### WHAT TO DO
Exclude all pictures, then copy each of the records exactly as written.

### DATASET ROWS
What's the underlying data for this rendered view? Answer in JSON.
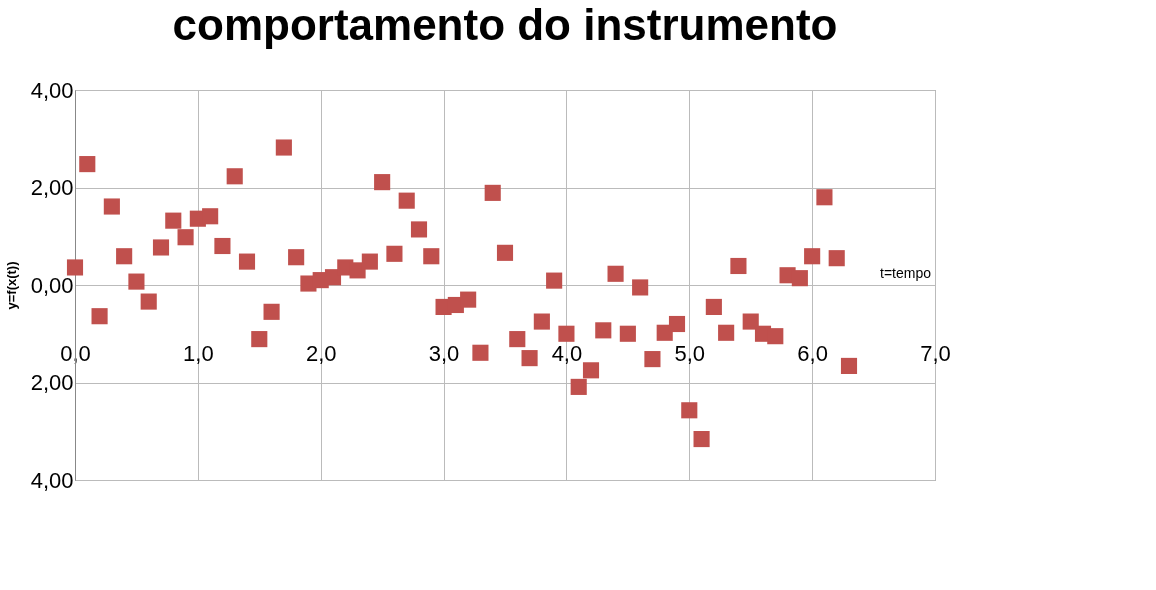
{
  "chart_data": {
    "type": "scatter",
    "title": "comportamento do instrumento",
    "xlabel": "t=tempo",
    "ylabel": "y=f(x(t))",
    "x": [
      0.0,
      0.1,
      0.2,
      0.3,
      0.4,
      0.5,
      0.6,
      0.7,
      0.8,
      0.9,
      1.0,
      1.1,
      1.2,
      1.3,
      1.4,
      1.5,
      1.6,
      1.7,
      1.8,
      1.9,
      2.0,
      2.1,
      2.2,
      2.3,
      2.4,
      2.5,
      2.6,
      2.7,
      2.8,
      2.9,
      3.0,
      3.1,
      3.2,
      3.3,
      3.4,
      3.5,
      3.6,
      3.7,
      3.8,
      3.9,
      4.0,
      4.1,
      4.2,
      4.3,
      4.4,
      4.5,
      4.6,
      4.7,
      4.8,
      4.9,
      5.0,
      5.1,
      5.2,
      5.3,
      5.4,
      5.5,
      5.6,
      5.7,
      5.8,
      5.9,
      6.0,
      6.1,
      6.2,
      6.3
    ],
    "series": [
      {
        "color": "#c0504d",
        "values": [
          0.36,
          2.48,
          -0.64,
          1.61,
          0.59,
          0.07,
          -0.34,
          0.77,
          1.32,
          0.98,
          1.36,
          1.41,
          0.8,
          2.23,
          0.48,
          -1.11,
          -0.55,
          2.82,
          0.57,
          0.03,
          0.1,
          0.16,
          0.36,
          0.3,
          0.48,
          2.11,
          0.64,
          1.73,
          1.14,
          0.59,
          -0.45,
          -0.41,
          -0.3,
          -1.39,
          1.89,
          0.66,
          -1.11,
          -1.5,
          -0.75,
          0.09,
          -1.0,
          -2.09,
          -1.75,
          -0.93,
          0.23,
          -1.0,
          -0.05,
          -1.52,
          -0.98,
          -0.8,
          -2.57,
          -3.16,
          -0.45,
          -0.98,
          0.39,
          -0.75,
          -1.0,
          -1.05,
          0.2,
          0.14,
          0.59,
          1.8,
          0.55,
          -1.66
        ]
      }
    ],
    "xlim": [
      0,
      7
    ],
    "ylim": [
      -4,
      4
    ],
    "xticks": [
      {
        "value": 0,
        "label": "0,0"
      },
      {
        "value": 1,
        "label": "1,0"
      },
      {
        "value": 2,
        "label": "2,0"
      },
      {
        "value": 3,
        "label": "3,0"
      },
      {
        "value": 4,
        "label": "4,0"
      },
      {
        "value": 5,
        "label": "5,0"
      },
      {
        "value": 6,
        "label": "6,0"
      },
      {
        "value": 7,
        "label": "7,0"
      }
    ],
    "yticks": [
      {
        "value": -4,
        "label": "4,00"
      },
      {
        "value": -2,
        "label": "2,00"
      },
      {
        "value": 0,
        "label": "0,00"
      },
      {
        "value": 2,
        "label": "2,00"
      },
      {
        "value": 4,
        "label": "4,00"
      }
    ],
    "grid": true,
    "marker": "square",
    "legend": false
  }
}
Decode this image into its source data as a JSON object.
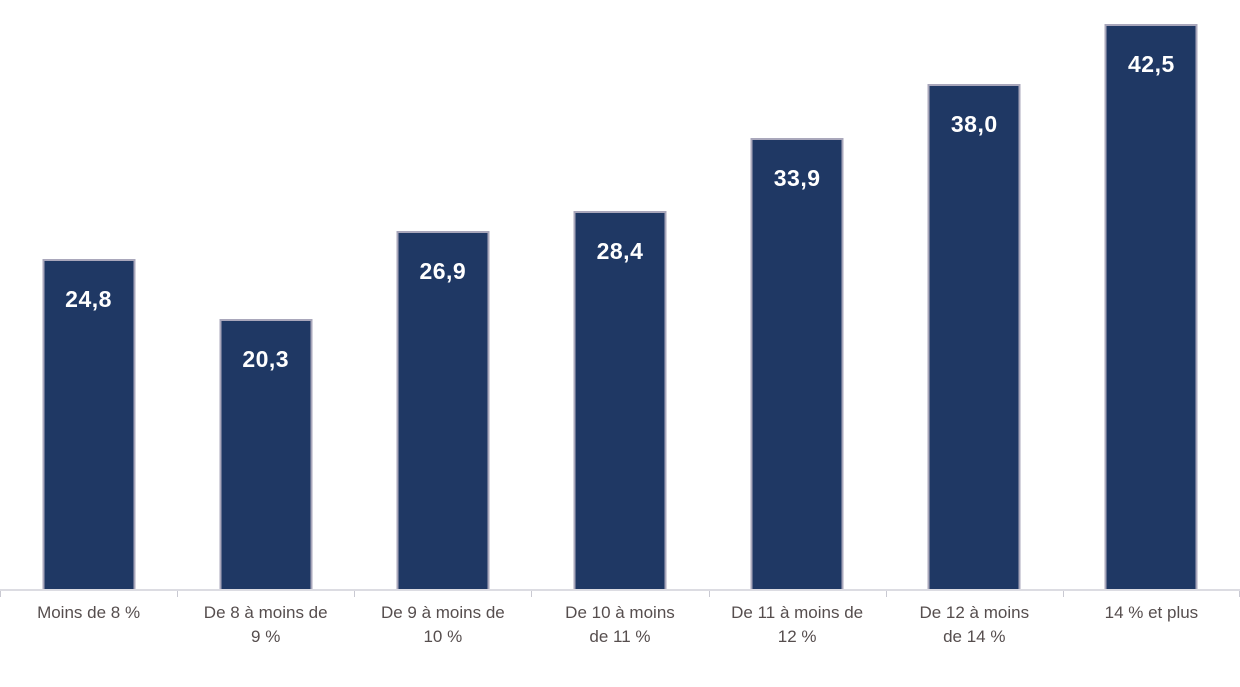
{
  "chart_data": {
    "type": "bar",
    "title": "",
    "xlabel": "",
    "ylabel": "",
    "categories": [
      "Moins de 8 %",
      "De 8 à moins de 9 %",
      "De 9 à moins de 10 %",
      "De 10 à moins de 11 %",
      "De 11 à moins de 12 %",
      "De 12 à moins de 14 %",
      "14 % et plus"
    ],
    "values": [
      24.8,
      20.3,
      26.9,
      28.4,
      33.9,
      38.0,
      42.5
    ],
    "value_labels": [
      "24,8",
      "20,3",
      "26,9",
      "28,4",
      "33,9",
      "38,0",
      "42,5"
    ],
    "ylim": [
      0,
      44.3
    ],
    "grid": false,
    "legend": "none",
    "colors": {
      "bar_fill": "#1f3864",
      "bar_border": "#a9a7bb",
      "value_label": "#ffffff",
      "axis_line": "#dcdce2",
      "tick_mark": "#c9c9d2",
      "axis_label": "#564e4e"
    }
  }
}
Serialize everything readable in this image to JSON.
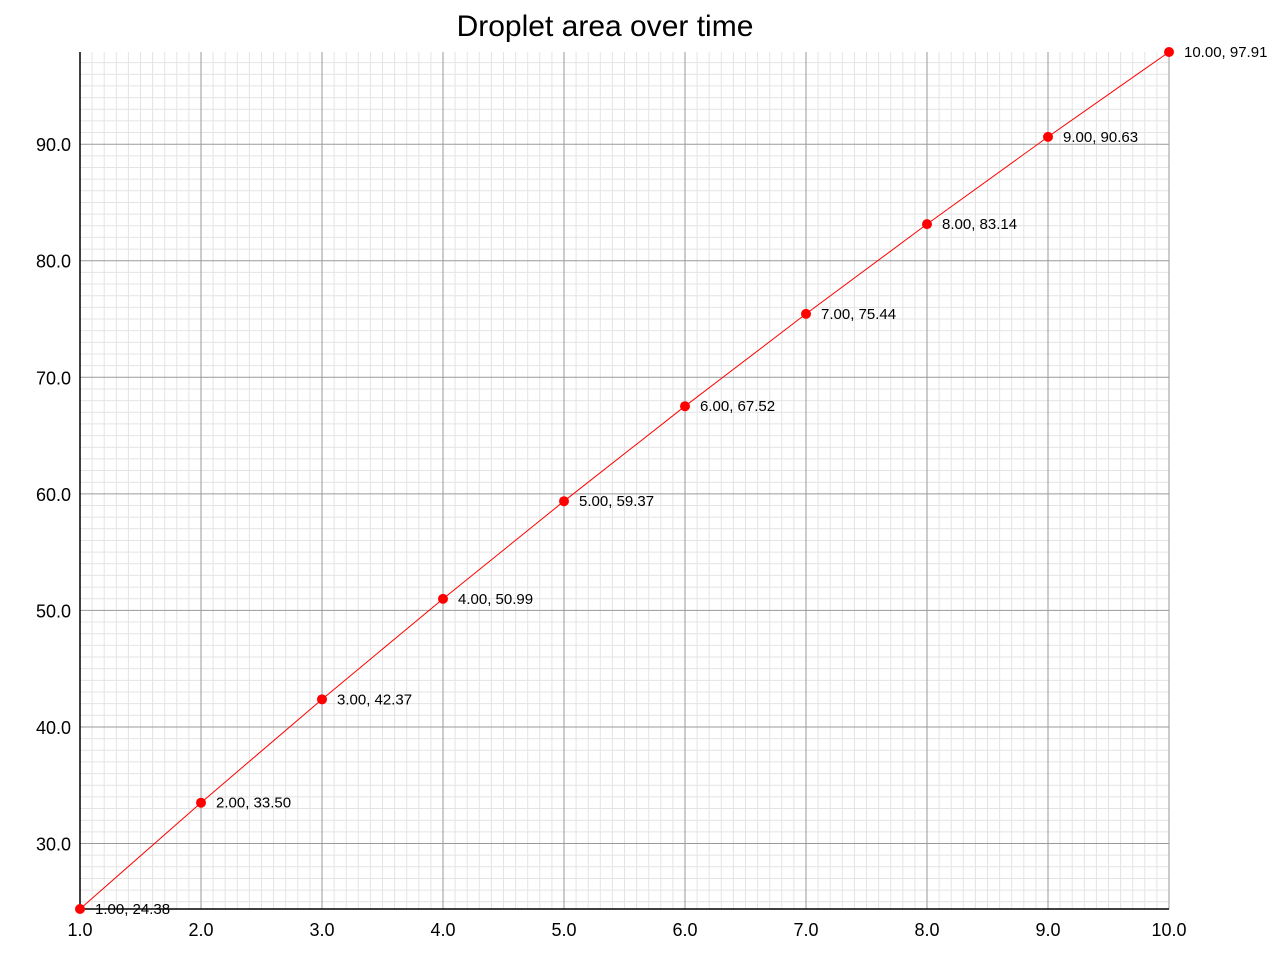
{
  "chart_data": {
    "type": "line",
    "title": "Droplet area over time",
    "xlabel": "",
    "ylabel": "",
    "xlim": [
      1.0,
      10.0
    ],
    "ylim": [
      24.38,
      97.91
    ],
    "x_ticks": [
      "1.0",
      "2.0",
      "3.0",
      "4.0",
      "5.0",
      "6.0",
      "7.0",
      "8.0",
      "9.0",
      "10.0"
    ],
    "y_ticks": [
      "30.0",
      "40.0",
      "50.0",
      "60.0",
      "70.0",
      "80.0",
      "90.0"
    ],
    "grid": true,
    "series": [
      {
        "color": "#ff0000",
        "x": [
          1.0,
          2.0,
          3.0,
          4.0,
          5.0,
          6.0,
          7.0,
          8.0,
          9.0,
          10.0
        ],
        "y": [
          24.38,
          33.5,
          42.37,
          50.99,
          59.37,
          67.52,
          75.44,
          83.14,
          90.63,
          97.91
        ],
        "labels": [
          "1.00, 24.38",
          "2.00, 33.50",
          "3.00, 42.37",
          "4.00, 50.99",
          "5.00, 59.37",
          "6.00, 67.52",
          "7.00, 75.44",
          "8.00, 83.14",
          "9.00, 90.63",
          "10.00, 97.91"
        ]
      }
    ]
  }
}
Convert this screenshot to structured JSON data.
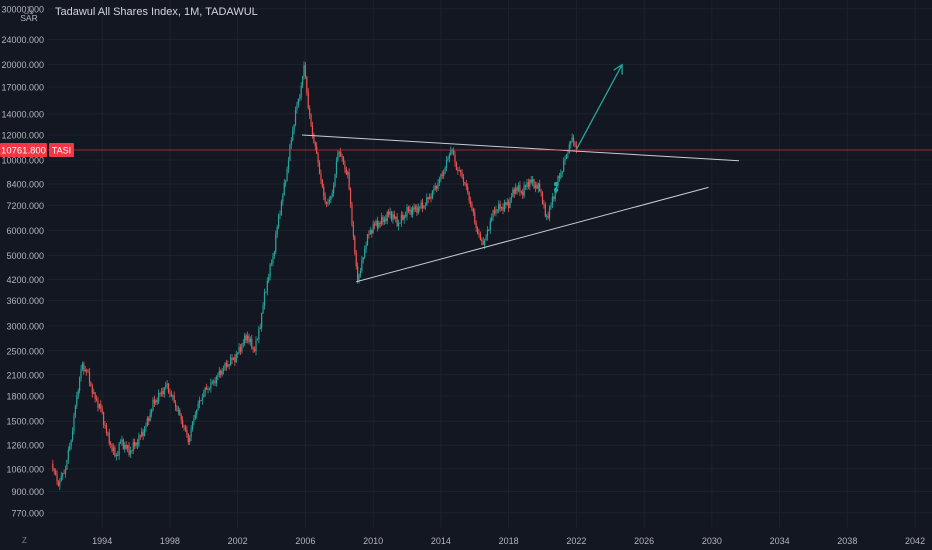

### SOLUTION TO THIS EXERCISE
What's the underlying data for this rendered view? Answer in JSON.
{
  "chart_data": {
    "type": "scatter",
    "title": "comportamento do instrumento",
    "xlabel": "t=tempo",
    "ylabel": "y=f(x(t))",
    "x": [
      0.0,
      0.1,
      0.2,
      0.3,
      0.4,
      0.5,
      0.6,
      0.7,
      0.8,
      0.9,
      1.0,
      1.1,
      1.2,
      1.3,
      1.4,
      1.5,
      1.6,
      1.7,
      1.8,
      1.9,
      2.0,
      2.1,
      2.2,
      2.3,
      2.4,
      2.5,
      2.6,
      2.7,
      2.8,
      2.9,
      3.0,
      3.1,
      3.2,
      3.3,
      3.4,
      3.5,
      3.6,
      3.7,
      3.8,
      3.9,
      4.0,
      4.1,
      4.2,
      4.3,
      4.4,
      4.5,
      4.6,
      4.7,
      4.8,
      4.9,
      5.0,
      5.1,
      5.2,
      5.3,
      5.4,
      5.5,
      5.6,
      5.7,
      5.8,
      5.9,
      6.0,
      6.1,
      6.2,
      6.3
    ],
    "series": [
      {
        "color": "#c0504d",
        "values": [
          0.36,
          2.48,
          -0.64,
          1.61,
          0.59,
          0.07,
          -0.34,
          0.77,
          1.32,
          0.98,
          1.36,
          1.41,
          0.8,
          2.23,
          0.48,
          -1.11,
          -0.55,
          2.82,
          0.57,
          0.03,
          0.1,
          0.16,
          0.36,
          0.3,
          0.48,
          2.11,
          0.64,
          1.73,
          1.14,
          0.59,
          -0.45,
          -0.41,
          -0.3,
          -1.39,
          1.89,
          0.66,
          -1.11,
          -1.5,
          -0.75,
          0.09,
          -1.0,
          -2.09,
          -1.75,
          -0.93,
          0.23,
          -1.0,
          -0.05,
          -1.52,
          -0.98,
          -0.8,
          -2.57,
          -3.16,
          -0.45,
          -0.98,
          0.39,
          -0.75,
          -1.0,
          -1.05,
          0.2,
          0.14,
          0.59,
          1.8,
          0.55,
          -1.66
        ]
      }
    ],
    "xlim": [
      0,
      7
    ],
    "ylim": [
      -4,
      4
    ],
    "xticks": [
      {
        "value": 0,
        "label": "0,0"
      },
      {
        "value": 1,
        "label": "1,0"
      },
      {
        "value": 2,
        "label": "2,0"
      },
      {
        "value": 3,
        "label": "3,0"
      },
      {
        "value": 4,
        "label": "4,0"
      },
      {
        "value": 5,
        "label": "5,0"
      },
      {
        "value": 6,
        "label": "6,0"
      },
      {
        "value": 7,
        "label": "7,0"
      }
    ],
    "yticks": [
      {
        "value": -4,
        "label": "4,00"
      },
      {
        "value": -2,
        "label": "2,00"
      },
      {
        "value": 0,
        "label": "0,00"
      },
      {
        "value": 2,
        "label": "2,00"
      },
      {
        "value": 4,
        "label": "4,00"
      }
    ],
    "grid": true,
    "marker": "square",
    "legend": false
  }
}
Decode this image into its source data as a JSON object.
{
  "chart_data": {
    "type": "bar",
    "title": "",
    "xlabel": "",
    "ylabel": "",
    "categories": [
      "Moins de 8 %",
      "De 8 à moins de 9 %",
      "De 9 à moins de 10 %",
      "De 10 à moins de 11 %",
      "De 11 à moins de 12 %",
      "De 12 à moins de 14 %",
      "14 % et plus"
    ],
    "values": [
      24.8,
      20.3,
      26.9,
      28.4,
      33.9,
      38.0,
      42.5
    ],
    "value_labels": [
      "24,8",
      "20,3",
      "26,9",
      "28,4",
      "33,9",
      "38,0",
      "42,5"
    ],
    "ylim": [
      0,
      44.3
    ],
    "grid": false,
    "legend": "none",
    "colors": {
      "bar_fill": "#1f3864",
      "bar_border": "#a9a7bb",
      "value_label": "#ffffff",
      "axis_line": "#dcdce2",
      "tick_mark": "#c9c9d2",
      "axis_label": "#564e4e"
    }
  }
}
Serialize everything readable in this image to JSON.
{
  "chart_data": {
    "type": "line",
    "title": "Droplet area over time",
    "xlabel": "",
    "ylabel": "",
    "xlim": [
      1.0,
      10.0
    ],
    "ylim": [
      24.38,
      97.91
    ],
    "x_ticks": [
      "1.0",
      "2.0",
      "3.0",
      "4.0",
      "5.0",
      "6.0",
      "7.0",
      "8.0",
      "9.0",
      "10.0"
    ],
    "y_ticks": [
      "30.0",
      "40.0",
      "50.0",
      "60.0",
      "70.0",
      "80.0",
      "90.0"
    ],
    "grid": true,
    "series": [
      {
        "color": "#ff0000",
        "x": [
          1.0,
          2.0,
          3.0,
          4.0,
          5.0,
          6.0,
          7.0,
          8.0,
          9.0,
          10.0
        ],
        "y": [
          24.38,
          33.5,
          42.37,
          50.99,
          59.37,
          67.52,
          75.44,
          83.14,
          90.63,
          97.91
        ],
        "labels": [
          "1.00, 24.38",
          "2.00, 33.50",
          "3.00, 42.37",
          "4.00, 50.99",
          "5.00, 59.37",
          "6.00, 67.52",
          "7.00, 75.44",
          "8.00, 83.14",
          "9.00, 90.63",
          "10.00, 97.91"
        ]
      }
    ]
  }
}
Convert this screenshot to structured JSON data.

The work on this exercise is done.